SHORT TASK ->
Read through the data and count the lines that contain the string "Minutes"; give only the result.

DATASET RECORDS ->
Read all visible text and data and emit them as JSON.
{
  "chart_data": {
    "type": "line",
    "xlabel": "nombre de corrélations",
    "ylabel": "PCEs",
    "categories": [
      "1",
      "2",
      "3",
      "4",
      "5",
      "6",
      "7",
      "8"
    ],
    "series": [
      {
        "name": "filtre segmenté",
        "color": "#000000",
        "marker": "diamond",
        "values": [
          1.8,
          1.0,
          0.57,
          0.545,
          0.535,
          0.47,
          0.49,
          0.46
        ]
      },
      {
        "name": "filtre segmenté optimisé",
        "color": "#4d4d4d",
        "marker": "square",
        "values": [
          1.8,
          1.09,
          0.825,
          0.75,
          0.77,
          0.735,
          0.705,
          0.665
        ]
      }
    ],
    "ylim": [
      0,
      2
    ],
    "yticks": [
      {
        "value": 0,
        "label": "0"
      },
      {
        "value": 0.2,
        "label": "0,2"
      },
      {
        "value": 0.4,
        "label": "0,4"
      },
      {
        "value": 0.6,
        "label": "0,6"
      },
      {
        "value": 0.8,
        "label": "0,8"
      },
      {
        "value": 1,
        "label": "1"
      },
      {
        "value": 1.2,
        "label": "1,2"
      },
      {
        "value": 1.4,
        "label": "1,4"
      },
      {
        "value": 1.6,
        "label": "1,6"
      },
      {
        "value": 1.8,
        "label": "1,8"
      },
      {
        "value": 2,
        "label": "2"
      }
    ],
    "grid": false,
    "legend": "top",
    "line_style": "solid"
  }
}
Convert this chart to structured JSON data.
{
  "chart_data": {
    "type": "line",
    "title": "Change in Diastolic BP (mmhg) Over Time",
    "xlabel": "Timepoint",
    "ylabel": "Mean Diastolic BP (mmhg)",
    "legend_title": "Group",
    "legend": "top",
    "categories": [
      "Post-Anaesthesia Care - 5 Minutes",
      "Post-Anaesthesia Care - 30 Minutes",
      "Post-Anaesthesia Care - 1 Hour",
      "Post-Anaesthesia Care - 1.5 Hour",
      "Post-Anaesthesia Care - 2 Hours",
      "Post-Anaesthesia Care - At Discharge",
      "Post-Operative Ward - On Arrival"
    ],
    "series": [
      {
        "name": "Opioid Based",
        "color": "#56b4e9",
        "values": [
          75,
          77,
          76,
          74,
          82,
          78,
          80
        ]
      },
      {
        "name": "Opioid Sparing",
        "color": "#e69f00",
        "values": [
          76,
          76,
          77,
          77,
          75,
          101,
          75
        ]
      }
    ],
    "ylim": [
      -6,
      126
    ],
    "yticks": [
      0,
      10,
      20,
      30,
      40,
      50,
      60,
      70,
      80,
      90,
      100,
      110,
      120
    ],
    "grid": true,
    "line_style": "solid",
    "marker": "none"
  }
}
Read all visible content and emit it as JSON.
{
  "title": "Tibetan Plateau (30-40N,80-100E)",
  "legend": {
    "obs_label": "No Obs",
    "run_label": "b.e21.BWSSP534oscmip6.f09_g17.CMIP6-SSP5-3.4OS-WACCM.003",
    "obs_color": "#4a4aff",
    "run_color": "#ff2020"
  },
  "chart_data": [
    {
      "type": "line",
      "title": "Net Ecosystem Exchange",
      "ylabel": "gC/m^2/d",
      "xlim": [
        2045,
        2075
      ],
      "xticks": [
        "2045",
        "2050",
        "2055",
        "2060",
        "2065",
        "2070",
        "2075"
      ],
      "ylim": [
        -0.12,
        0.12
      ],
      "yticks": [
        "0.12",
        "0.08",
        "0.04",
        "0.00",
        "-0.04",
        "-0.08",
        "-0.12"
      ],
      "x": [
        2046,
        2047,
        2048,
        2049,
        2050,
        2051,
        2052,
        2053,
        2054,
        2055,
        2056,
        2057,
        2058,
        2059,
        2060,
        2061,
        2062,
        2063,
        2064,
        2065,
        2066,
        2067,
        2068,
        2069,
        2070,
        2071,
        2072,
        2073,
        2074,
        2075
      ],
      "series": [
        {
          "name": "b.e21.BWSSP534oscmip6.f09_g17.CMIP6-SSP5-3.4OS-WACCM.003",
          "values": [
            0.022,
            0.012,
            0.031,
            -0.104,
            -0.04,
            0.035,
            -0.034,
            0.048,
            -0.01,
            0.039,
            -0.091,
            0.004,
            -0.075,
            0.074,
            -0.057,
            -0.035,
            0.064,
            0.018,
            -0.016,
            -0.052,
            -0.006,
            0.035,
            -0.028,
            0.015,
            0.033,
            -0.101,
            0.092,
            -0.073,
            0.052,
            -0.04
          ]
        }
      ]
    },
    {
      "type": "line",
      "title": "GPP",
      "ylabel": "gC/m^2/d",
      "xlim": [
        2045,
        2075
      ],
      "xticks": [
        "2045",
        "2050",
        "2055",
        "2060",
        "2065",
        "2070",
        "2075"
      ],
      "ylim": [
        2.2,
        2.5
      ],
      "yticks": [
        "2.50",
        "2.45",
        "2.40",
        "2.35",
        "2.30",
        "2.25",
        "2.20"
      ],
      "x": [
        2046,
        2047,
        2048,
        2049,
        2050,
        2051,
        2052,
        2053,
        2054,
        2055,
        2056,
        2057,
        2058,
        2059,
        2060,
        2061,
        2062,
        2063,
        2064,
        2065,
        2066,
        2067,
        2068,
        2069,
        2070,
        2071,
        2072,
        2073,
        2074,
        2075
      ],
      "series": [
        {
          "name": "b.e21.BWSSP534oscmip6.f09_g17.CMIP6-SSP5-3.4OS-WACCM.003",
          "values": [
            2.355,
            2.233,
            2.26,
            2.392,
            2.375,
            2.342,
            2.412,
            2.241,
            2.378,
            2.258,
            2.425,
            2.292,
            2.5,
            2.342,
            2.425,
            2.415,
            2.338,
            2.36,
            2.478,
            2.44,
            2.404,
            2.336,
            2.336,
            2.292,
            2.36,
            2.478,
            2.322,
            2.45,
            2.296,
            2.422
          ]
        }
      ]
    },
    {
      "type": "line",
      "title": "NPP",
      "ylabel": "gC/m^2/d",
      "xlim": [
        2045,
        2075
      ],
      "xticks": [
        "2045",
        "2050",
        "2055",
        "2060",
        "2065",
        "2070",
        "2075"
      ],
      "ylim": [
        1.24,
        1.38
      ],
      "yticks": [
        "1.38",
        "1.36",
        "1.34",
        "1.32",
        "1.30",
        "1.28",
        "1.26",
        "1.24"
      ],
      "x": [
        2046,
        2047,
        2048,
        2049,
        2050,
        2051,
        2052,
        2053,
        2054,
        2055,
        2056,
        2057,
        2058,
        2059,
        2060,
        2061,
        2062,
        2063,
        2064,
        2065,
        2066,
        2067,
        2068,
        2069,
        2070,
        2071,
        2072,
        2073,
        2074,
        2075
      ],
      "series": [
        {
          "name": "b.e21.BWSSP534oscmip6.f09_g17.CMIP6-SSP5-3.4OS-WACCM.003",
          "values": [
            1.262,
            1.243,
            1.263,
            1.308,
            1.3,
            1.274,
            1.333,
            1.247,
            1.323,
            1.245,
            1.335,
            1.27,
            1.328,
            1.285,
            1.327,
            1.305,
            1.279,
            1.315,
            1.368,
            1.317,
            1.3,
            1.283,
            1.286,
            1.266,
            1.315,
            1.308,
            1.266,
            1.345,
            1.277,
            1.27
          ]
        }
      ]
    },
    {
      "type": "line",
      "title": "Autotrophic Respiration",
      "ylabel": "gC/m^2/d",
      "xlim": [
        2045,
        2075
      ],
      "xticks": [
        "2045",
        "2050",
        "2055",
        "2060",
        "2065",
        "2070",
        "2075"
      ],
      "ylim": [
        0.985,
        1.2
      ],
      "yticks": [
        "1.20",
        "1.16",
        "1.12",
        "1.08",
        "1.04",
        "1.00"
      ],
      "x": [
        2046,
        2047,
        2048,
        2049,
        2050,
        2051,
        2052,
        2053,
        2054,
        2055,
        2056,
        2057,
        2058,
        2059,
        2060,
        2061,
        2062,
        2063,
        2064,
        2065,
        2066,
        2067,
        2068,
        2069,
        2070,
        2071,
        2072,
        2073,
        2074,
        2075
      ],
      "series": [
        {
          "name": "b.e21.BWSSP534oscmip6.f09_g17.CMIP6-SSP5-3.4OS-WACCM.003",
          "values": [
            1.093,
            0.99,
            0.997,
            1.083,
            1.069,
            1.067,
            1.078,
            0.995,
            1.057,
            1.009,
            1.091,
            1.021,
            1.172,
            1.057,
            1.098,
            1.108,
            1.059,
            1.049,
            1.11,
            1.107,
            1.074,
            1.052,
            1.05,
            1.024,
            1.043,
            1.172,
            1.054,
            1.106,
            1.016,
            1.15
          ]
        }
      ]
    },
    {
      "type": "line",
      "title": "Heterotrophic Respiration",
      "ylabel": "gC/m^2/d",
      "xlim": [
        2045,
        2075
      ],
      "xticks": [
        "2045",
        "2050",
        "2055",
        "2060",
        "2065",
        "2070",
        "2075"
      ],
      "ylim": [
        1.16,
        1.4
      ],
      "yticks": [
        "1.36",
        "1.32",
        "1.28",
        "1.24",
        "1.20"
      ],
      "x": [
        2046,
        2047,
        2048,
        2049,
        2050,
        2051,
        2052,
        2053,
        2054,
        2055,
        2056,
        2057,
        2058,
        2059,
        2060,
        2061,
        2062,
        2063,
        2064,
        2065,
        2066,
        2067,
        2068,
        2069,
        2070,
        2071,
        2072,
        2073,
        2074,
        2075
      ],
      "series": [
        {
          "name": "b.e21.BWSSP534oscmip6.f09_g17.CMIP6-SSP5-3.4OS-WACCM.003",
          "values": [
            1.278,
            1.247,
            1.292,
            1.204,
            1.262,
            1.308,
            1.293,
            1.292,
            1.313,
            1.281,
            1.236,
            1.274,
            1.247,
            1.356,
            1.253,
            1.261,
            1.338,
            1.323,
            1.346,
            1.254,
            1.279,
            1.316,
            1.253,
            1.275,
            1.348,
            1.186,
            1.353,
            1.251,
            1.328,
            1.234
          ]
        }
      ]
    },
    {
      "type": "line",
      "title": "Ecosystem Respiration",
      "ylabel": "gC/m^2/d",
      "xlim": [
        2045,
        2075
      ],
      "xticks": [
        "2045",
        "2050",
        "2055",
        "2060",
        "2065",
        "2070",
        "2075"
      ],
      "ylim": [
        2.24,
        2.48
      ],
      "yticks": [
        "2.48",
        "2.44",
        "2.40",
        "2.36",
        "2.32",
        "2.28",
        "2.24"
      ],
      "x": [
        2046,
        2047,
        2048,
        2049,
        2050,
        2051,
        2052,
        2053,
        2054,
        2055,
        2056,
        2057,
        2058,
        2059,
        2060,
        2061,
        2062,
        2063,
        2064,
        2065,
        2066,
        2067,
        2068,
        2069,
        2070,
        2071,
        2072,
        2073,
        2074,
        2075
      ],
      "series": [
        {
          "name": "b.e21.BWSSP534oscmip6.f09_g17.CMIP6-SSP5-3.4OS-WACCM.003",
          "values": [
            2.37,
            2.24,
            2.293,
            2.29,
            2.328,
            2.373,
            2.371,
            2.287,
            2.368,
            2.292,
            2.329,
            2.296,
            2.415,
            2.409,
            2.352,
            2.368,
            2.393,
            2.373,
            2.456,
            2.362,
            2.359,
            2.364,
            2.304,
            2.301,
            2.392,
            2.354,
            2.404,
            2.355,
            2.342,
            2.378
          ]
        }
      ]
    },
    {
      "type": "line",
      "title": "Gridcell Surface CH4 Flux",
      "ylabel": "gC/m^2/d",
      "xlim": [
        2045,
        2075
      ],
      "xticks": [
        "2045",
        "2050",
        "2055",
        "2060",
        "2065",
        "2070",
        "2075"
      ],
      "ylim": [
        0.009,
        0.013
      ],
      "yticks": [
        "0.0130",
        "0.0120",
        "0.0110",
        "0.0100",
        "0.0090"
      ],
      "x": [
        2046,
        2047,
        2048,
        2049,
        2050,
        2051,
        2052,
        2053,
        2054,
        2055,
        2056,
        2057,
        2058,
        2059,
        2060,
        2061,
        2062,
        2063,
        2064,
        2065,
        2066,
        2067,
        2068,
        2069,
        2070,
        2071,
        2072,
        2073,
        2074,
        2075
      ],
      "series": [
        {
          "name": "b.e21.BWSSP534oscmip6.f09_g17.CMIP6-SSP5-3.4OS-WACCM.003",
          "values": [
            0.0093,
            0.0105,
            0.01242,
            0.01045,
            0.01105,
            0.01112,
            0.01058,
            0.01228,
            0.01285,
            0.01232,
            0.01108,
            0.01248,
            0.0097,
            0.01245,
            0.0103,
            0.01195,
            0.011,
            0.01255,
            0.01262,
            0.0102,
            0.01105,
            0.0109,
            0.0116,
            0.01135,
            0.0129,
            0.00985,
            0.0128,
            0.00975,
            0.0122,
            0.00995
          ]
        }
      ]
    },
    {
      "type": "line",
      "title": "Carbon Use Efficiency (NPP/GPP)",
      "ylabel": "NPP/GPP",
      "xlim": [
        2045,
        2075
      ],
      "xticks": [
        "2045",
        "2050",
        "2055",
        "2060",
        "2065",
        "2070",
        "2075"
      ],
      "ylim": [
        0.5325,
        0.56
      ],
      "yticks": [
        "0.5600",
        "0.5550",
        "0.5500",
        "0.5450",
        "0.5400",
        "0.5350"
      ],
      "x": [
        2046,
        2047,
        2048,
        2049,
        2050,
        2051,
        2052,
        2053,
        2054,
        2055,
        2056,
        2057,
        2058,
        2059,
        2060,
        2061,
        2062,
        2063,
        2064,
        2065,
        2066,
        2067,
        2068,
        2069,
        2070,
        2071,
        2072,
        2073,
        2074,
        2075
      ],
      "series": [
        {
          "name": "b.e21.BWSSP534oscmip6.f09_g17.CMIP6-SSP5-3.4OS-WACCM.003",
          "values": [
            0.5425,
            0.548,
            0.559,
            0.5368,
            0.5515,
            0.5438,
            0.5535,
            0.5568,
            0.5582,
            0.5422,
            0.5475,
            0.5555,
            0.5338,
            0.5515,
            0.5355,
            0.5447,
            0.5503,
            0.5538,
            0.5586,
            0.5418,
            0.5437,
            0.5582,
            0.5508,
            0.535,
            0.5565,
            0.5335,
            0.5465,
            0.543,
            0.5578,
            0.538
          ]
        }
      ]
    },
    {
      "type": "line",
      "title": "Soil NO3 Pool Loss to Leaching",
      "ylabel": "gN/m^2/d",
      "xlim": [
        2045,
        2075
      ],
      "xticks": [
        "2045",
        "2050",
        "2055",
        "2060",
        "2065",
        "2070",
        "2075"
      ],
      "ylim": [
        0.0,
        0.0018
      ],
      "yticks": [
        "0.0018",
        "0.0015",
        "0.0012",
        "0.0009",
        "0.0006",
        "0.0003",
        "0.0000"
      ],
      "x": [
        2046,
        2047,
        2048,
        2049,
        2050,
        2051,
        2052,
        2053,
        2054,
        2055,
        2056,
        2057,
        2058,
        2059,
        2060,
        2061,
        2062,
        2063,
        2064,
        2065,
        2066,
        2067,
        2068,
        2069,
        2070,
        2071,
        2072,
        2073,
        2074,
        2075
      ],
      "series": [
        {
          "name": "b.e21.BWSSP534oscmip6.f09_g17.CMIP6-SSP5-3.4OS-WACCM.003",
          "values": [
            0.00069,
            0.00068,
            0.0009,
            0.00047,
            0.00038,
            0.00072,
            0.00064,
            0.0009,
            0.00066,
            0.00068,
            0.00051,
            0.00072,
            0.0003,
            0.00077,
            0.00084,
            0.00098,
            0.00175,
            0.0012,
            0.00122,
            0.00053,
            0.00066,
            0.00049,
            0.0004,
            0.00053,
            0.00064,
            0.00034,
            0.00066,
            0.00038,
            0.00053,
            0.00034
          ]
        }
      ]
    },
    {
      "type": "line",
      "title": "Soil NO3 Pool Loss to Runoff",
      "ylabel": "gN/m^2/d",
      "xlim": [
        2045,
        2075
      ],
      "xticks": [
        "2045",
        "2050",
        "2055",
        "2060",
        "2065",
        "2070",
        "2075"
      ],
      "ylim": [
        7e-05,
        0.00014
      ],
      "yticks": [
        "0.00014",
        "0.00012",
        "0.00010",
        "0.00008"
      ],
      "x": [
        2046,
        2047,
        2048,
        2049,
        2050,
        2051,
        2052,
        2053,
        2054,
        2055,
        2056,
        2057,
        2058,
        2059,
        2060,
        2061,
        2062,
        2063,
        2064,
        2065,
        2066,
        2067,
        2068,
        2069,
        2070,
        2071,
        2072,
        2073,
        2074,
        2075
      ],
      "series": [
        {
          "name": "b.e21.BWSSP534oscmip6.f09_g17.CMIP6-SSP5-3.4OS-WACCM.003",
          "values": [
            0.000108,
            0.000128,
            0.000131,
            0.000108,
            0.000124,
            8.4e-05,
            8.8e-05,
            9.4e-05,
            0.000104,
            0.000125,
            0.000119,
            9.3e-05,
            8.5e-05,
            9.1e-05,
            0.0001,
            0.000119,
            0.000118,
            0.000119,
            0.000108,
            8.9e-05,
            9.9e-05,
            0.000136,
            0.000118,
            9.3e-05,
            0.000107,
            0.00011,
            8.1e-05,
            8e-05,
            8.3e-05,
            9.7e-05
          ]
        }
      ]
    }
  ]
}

THE SOLUTION ->
2